EXERCISE => Transcribe every line exactly. Leave the pictures behind.
## Begin INPUT
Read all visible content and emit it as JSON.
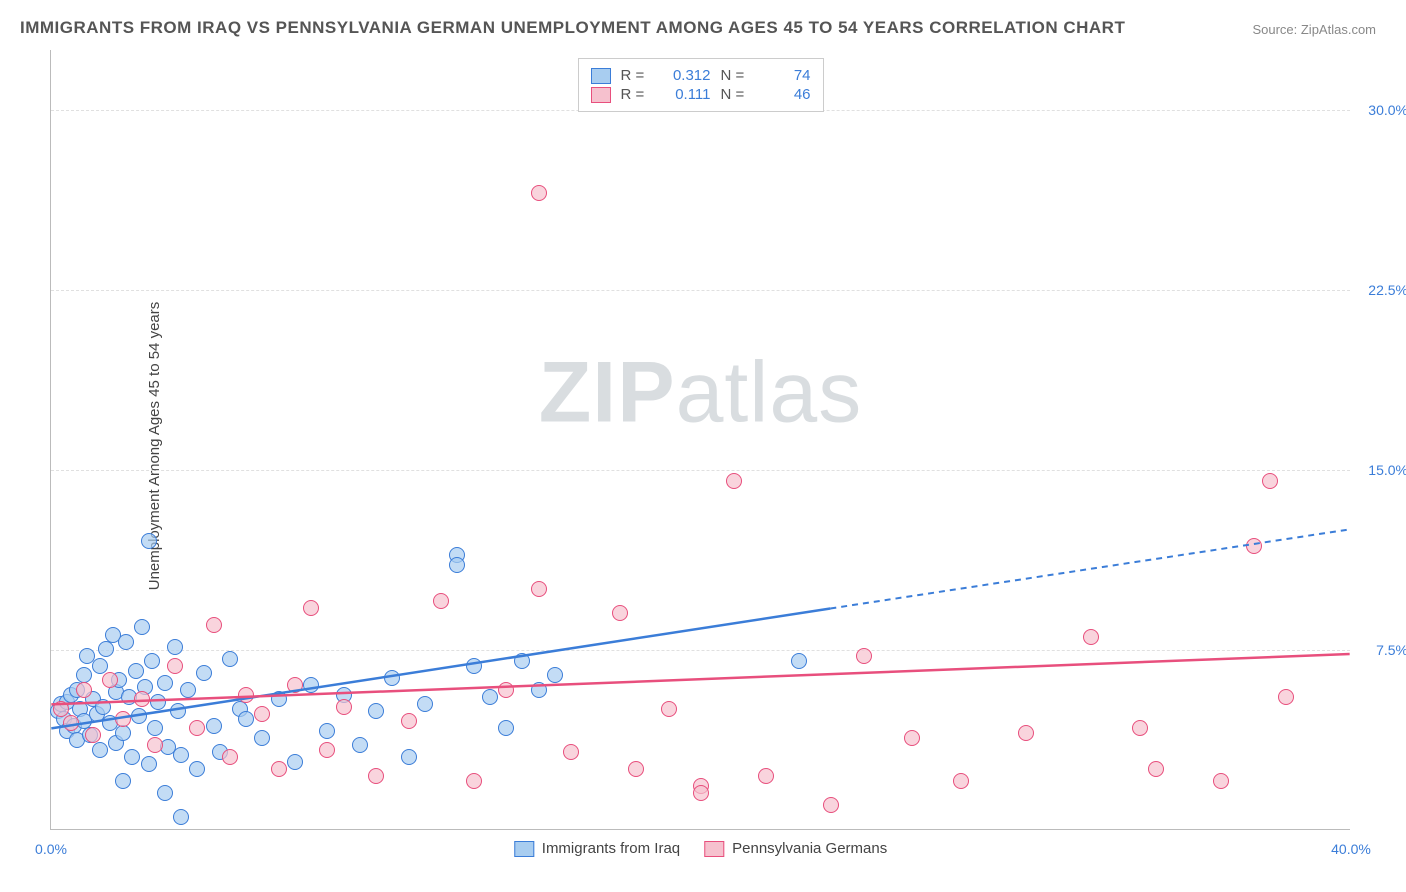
{
  "title": "IMMIGRANTS FROM IRAQ VS PENNSYLVANIA GERMAN UNEMPLOYMENT AMONG AGES 45 TO 54 YEARS CORRELATION CHART",
  "source": "Source: ZipAtlas.com",
  "watermark_bold": "ZIP",
  "watermark_light": "atlas",
  "y_axis_label": "Unemployment Among Ages 45 to 54 years",
  "x_range": [
    0,
    40
  ],
  "y_range": [
    0,
    32.5
  ],
  "y_ticks": [
    {
      "v": 7.5,
      "label": "7.5%"
    },
    {
      "v": 15.0,
      "label": "15.0%"
    },
    {
      "v": 22.5,
      "label": "22.5%"
    },
    {
      "v": 30.0,
      "label": "30.0%"
    }
  ],
  "x_ticks": [
    {
      "v": 0,
      "label": "0.0%"
    },
    {
      "v": 40,
      "label": "40.0%"
    }
  ],
  "series": [
    {
      "name": "Immigrants from Iraq",
      "fill": "#a8cdf0",
      "stroke": "#3b7dd8",
      "swatch_fill": "#a8cdf0",
      "swatch_stroke": "#3b7dd8",
      "R": "0.312",
      "N": "74",
      "marker_radius": 8,
      "regression": {
        "solid": {
          "x1": 0,
          "y1": 4.2,
          "x2": 24,
          "y2": 9.2
        },
        "dashed": {
          "x1": 24,
          "y1": 9.2,
          "x2": 40,
          "y2": 12.5
        }
      },
      "points": [
        [
          0.2,
          4.9
        ],
        [
          0.3,
          5.2
        ],
        [
          0.4,
          4.6
        ],
        [
          0.5,
          5.3
        ],
        [
          0.5,
          4.1
        ],
        [
          0.6,
          5.6
        ],
        [
          0.7,
          4.3
        ],
        [
          0.8,
          5.8
        ],
        [
          0.8,
          3.7
        ],
        [
          0.9,
          5.0
        ],
        [
          1.0,
          6.4
        ],
        [
          1.0,
          4.5
        ],
        [
          1.1,
          7.2
        ],
        [
          1.2,
          3.9
        ],
        [
          1.3,
          5.4
        ],
        [
          1.4,
          4.8
        ],
        [
          1.5,
          6.8
        ],
        [
          1.5,
          3.3
        ],
        [
          1.6,
          5.1
        ],
        [
          1.7,
          7.5
        ],
        [
          1.8,
          4.4
        ],
        [
          1.9,
          8.1
        ],
        [
          2.0,
          5.7
        ],
        [
          2.0,
          3.6
        ],
        [
          2.1,
          6.2
        ],
        [
          2.2,
          4.0
        ],
        [
          2.3,
          7.8
        ],
        [
          2.4,
          5.5
        ],
        [
          2.5,
          3.0
        ],
        [
          2.6,
          6.6
        ],
        [
          2.7,
          4.7
        ],
        [
          2.8,
          8.4
        ],
        [
          2.9,
          5.9
        ],
        [
          3.0,
          2.7
        ],
        [
          3.1,
          7.0
        ],
        [
          3.2,
          4.2
        ],
        [
          3.3,
          5.3
        ],
        [
          3.5,
          6.1
        ],
        [
          3.6,
          3.4
        ],
        [
          3.8,
          7.6
        ],
        [
          3.9,
          4.9
        ],
        [
          4.0,
          3.1
        ],
        [
          4.2,
          5.8
        ],
        [
          4.5,
          2.5
        ],
        [
          4.7,
          6.5
        ],
        [
          5.0,
          4.3
        ],
        [
          5.2,
          3.2
        ],
        [
          5.5,
          7.1
        ],
        [
          5.8,
          5.0
        ],
        [
          6.0,
          4.6
        ],
        [
          3.0,
          12.0
        ],
        [
          6.5,
          3.8
        ],
        [
          7.0,
          5.4
        ],
        [
          7.5,
          2.8
        ],
        [
          8.0,
          6.0
        ],
        [
          8.5,
          4.1
        ],
        [
          9.0,
          5.6
        ],
        [
          9.5,
          3.5
        ],
        [
          10.0,
          4.9
        ],
        [
          10.5,
          6.3
        ],
        [
          11.0,
          3.0
        ],
        [
          11.5,
          5.2
        ],
        [
          12.5,
          11.4
        ],
        [
          12.5,
          11.0
        ],
        [
          13.0,
          6.8
        ],
        [
          13.5,
          5.5
        ],
        [
          14.0,
          4.2
        ],
        [
          14.5,
          7.0
        ],
        [
          15.0,
          5.8
        ],
        [
          15.5,
          6.4
        ],
        [
          4.0,
          0.5
        ],
        [
          23.0,
          7.0
        ],
        [
          2.2,
          2.0
        ],
        [
          3.5,
          1.5
        ]
      ]
    },
    {
      "name": "Pennsylvania Germans",
      "fill": "#f6c1ce",
      "stroke": "#e84f7d",
      "swatch_fill": "#f6c1ce",
      "swatch_stroke": "#e84f7d",
      "R": "0.111",
      "N": "46",
      "marker_radius": 8,
      "regression": {
        "solid": {
          "x1": 0,
          "y1": 5.2,
          "x2": 40,
          "y2": 7.3
        },
        "dashed": null
      },
      "points": [
        [
          0.3,
          5.0
        ],
        [
          0.6,
          4.4
        ],
        [
          1.0,
          5.8
        ],
        [
          1.3,
          3.9
        ],
        [
          1.8,
          6.2
        ],
        [
          2.2,
          4.6
        ],
        [
          2.8,
          5.4
        ],
        [
          3.2,
          3.5
        ],
        [
          3.8,
          6.8
        ],
        [
          4.5,
          4.2
        ],
        [
          5.0,
          8.5
        ],
        [
          5.5,
          3.0
        ],
        [
          6.0,
          5.6
        ],
        [
          6.5,
          4.8
        ],
        [
          7.0,
          2.5
        ],
        [
          7.5,
          6.0
        ],
        [
          8.0,
          9.2
        ],
        [
          8.5,
          3.3
        ],
        [
          9.0,
          5.1
        ],
        [
          10.0,
          2.2
        ],
        [
          11.0,
          4.5
        ],
        [
          12.0,
          9.5
        ],
        [
          13.0,
          2.0
        ],
        [
          14.0,
          5.8
        ],
        [
          15.0,
          10.0
        ],
        [
          15.0,
          26.5
        ],
        [
          16.0,
          3.2
        ],
        [
          17.5,
          9.0
        ],
        [
          18.0,
          2.5
        ],
        [
          19.0,
          5.0
        ],
        [
          20.0,
          1.8
        ],
        [
          20.0,
          1.5
        ],
        [
          21.0,
          14.5
        ],
        [
          22.0,
          2.2
        ],
        [
          24.0,
          1.0
        ],
        [
          25.0,
          7.2
        ],
        [
          26.5,
          3.8
        ],
        [
          28.0,
          2.0
        ],
        [
          30.0,
          4.0
        ],
        [
          32.0,
          8.0
        ],
        [
          33.5,
          4.2
        ],
        [
          34.0,
          2.5
        ],
        [
          36.0,
          2.0
        ],
        [
          37.0,
          11.8
        ],
        [
          37.5,
          14.5
        ],
        [
          38.0,
          5.5
        ]
      ]
    }
  ],
  "legend_top_labels": {
    "R": "R =",
    "N": "N ="
  }
}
## End INPUT
ANSWER BELOW =>
Read all visible content and emit it as JSON.
{
  "title": "IMMIGRANTS FROM IRAQ VS PENNSYLVANIA GERMAN UNEMPLOYMENT AMONG AGES 45 TO 54 YEARS CORRELATION CHART",
  "source": "Source: ZipAtlas.com",
  "watermark_bold": "ZIP",
  "watermark_light": "atlas",
  "y_axis_label": "Unemployment Among Ages 45 to 54 years",
  "x_range": [
    0,
    40
  ],
  "y_range": [
    0,
    32.5
  ],
  "y_ticks": [
    {
      "v": 7.5,
      "label": "7.5%"
    },
    {
      "v": 15.0,
      "label": "15.0%"
    },
    {
      "v": 22.5,
      "label": "22.5%"
    },
    {
      "v": 30.0,
      "label": "30.0%"
    }
  ],
  "x_ticks": [
    {
      "v": 0,
      "label": "0.0%"
    },
    {
      "v": 40,
      "label": "40.0%"
    }
  ],
  "series": [
    {
      "name": "Immigrants from Iraq",
      "fill": "#a8cdf0",
      "stroke": "#3b7dd8",
      "swatch_fill": "#a8cdf0",
      "swatch_stroke": "#3b7dd8",
      "R": "0.312",
      "N": "74",
      "marker_radius": 8,
      "regression": {
        "solid": {
          "x1": 0,
          "y1": 4.2,
          "x2": 24,
          "y2": 9.2
        },
        "dashed": {
          "x1": 24,
          "y1": 9.2,
          "x2": 40,
          "y2": 12.5
        }
      },
      "points": [
        [
          0.2,
          4.9
        ],
        [
          0.3,
          5.2
        ],
        [
          0.4,
          4.6
        ],
        [
          0.5,
          5.3
        ],
        [
          0.5,
          4.1
        ],
        [
          0.6,
          5.6
        ],
        [
          0.7,
          4.3
        ],
        [
          0.8,
          5.8
        ],
        [
          0.8,
          3.7
        ],
        [
          0.9,
          5.0
        ],
        [
          1.0,
          6.4
        ],
        [
          1.0,
          4.5
        ],
        [
          1.1,
          7.2
        ],
        [
          1.2,
          3.9
        ],
        [
          1.3,
          5.4
        ],
        [
          1.4,
          4.8
        ],
        [
          1.5,
          6.8
        ],
        [
          1.5,
          3.3
        ],
        [
          1.6,
          5.1
        ],
        [
          1.7,
          7.5
        ],
        [
          1.8,
          4.4
        ],
        [
          1.9,
          8.1
        ],
        [
          2.0,
          5.7
        ],
        [
          2.0,
          3.6
        ],
        [
          2.1,
          6.2
        ],
        [
          2.2,
          4.0
        ],
        [
          2.3,
          7.8
        ],
        [
          2.4,
          5.5
        ],
        [
          2.5,
          3.0
        ],
        [
          2.6,
          6.6
        ],
        [
          2.7,
          4.7
        ],
        [
          2.8,
          8.4
        ],
        [
          2.9,
          5.9
        ],
        [
          3.0,
          2.7
        ],
        [
          3.1,
          7.0
        ],
        [
          3.2,
          4.2
        ],
        [
          3.3,
          5.3
        ],
        [
          3.5,
          6.1
        ],
        [
          3.6,
          3.4
        ],
        [
          3.8,
          7.6
        ],
        [
          3.9,
          4.9
        ],
        [
          4.0,
          3.1
        ],
        [
          4.2,
          5.8
        ],
        [
          4.5,
          2.5
        ],
        [
          4.7,
          6.5
        ],
        [
          5.0,
          4.3
        ],
        [
          5.2,
          3.2
        ],
        [
          5.5,
          7.1
        ],
        [
          5.8,
          5.0
        ],
        [
          6.0,
          4.6
        ],
        [
          3.0,
          12.0
        ],
        [
          6.5,
          3.8
        ],
        [
          7.0,
          5.4
        ],
        [
          7.5,
          2.8
        ],
        [
          8.0,
          6.0
        ],
        [
          8.5,
          4.1
        ],
        [
          9.0,
          5.6
        ],
        [
          9.5,
          3.5
        ],
        [
          10.0,
          4.9
        ],
        [
          10.5,
          6.3
        ],
        [
          11.0,
          3.0
        ],
        [
          11.5,
          5.2
        ],
        [
          12.5,
          11.4
        ],
        [
          12.5,
          11.0
        ],
        [
          13.0,
          6.8
        ],
        [
          13.5,
          5.5
        ],
        [
          14.0,
          4.2
        ],
        [
          14.5,
          7.0
        ],
        [
          15.0,
          5.8
        ],
        [
          15.5,
          6.4
        ],
        [
          4.0,
          0.5
        ],
        [
          23.0,
          7.0
        ],
        [
          2.2,
          2.0
        ],
        [
          3.5,
          1.5
        ]
      ]
    },
    {
      "name": "Pennsylvania Germans",
      "fill": "#f6c1ce",
      "stroke": "#e84f7d",
      "swatch_fill": "#f6c1ce",
      "swatch_stroke": "#e84f7d",
      "R": "0.111",
      "N": "46",
      "marker_radius": 8,
      "regression": {
        "solid": {
          "x1": 0,
          "y1": 5.2,
          "x2": 40,
          "y2": 7.3
        },
        "dashed": null
      },
      "points": [
        [
          0.3,
          5.0
        ],
        [
          0.6,
          4.4
        ],
        [
          1.0,
          5.8
        ],
        [
          1.3,
          3.9
        ],
        [
          1.8,
          6.2
        ],
        [
          2.2,
          4.6
        ],
        [
          2.8,
          5.4
        ],
        [
          3.2,
          3.5
        ],
        [
          3.8,
          6.8
        ],
        [
          4.5,
          4.2
        ],
        [
          5.0,
          8.5
        ],
        [
          5.5,
          3.0
        ],
        [
          6.0,
          5.6
        ],
        [
          6.5,
          4.8
        ],
        [
          7.0,
          2.5
        ],
        [
          7.5,
          6.0
        ],
        [
          8.0,
          9.2
        ],
        [
          8.5,
          3.3
        ],
        [
          9.0,
          5.1
        ],
        [
          10.0,
          2.2
        ],
        [
          11.0,
          4.5
        ],
        [
          12.0,
          9.5
        ],
        [
          13.0,
          2.0
        ],
        [
          14.0,
          5.8
        ],
        [
          15.0,
          10.0
        ],
        [
          15.0,
          26.5
        ],
        [
          16.0,
          3.2
        ],
        [
          17.5,
          9.0
        ],
        [
          18.0,
          2.5
        ],
        [
          19.0,
          5.0
        ],
        [
          20.0,
          1.8
        ],
        [
          20.0,
          1.5
        ],
        [
          21.0,
          14.5
        ],
        [
          22.0,
          2.2
        ],
        [
          24.0,
          1.0
        ],
        [
          25.0,
          7.2
        ],
        [
          26.5,
          3.8
        ],
        [
          28.0,
          2.0
        ],
        [
          30.0,
          4.0
        ],
        [
          32.0,
          8.0
        ],
        [
          33.5,
          4.2
        ],
        [
          34.0,
          2.5
        ],
        [
          36.0,
          2.0
        ],
        [
          37.0,
          11.8
        ],
        [
          37.5,
          14.5
        ],
        [
          38.0,
          5.5
        ]
      ]
    }
  ],
  "legend_top_labels": {
    "R": "R =",
    "N": "N ="
  }
}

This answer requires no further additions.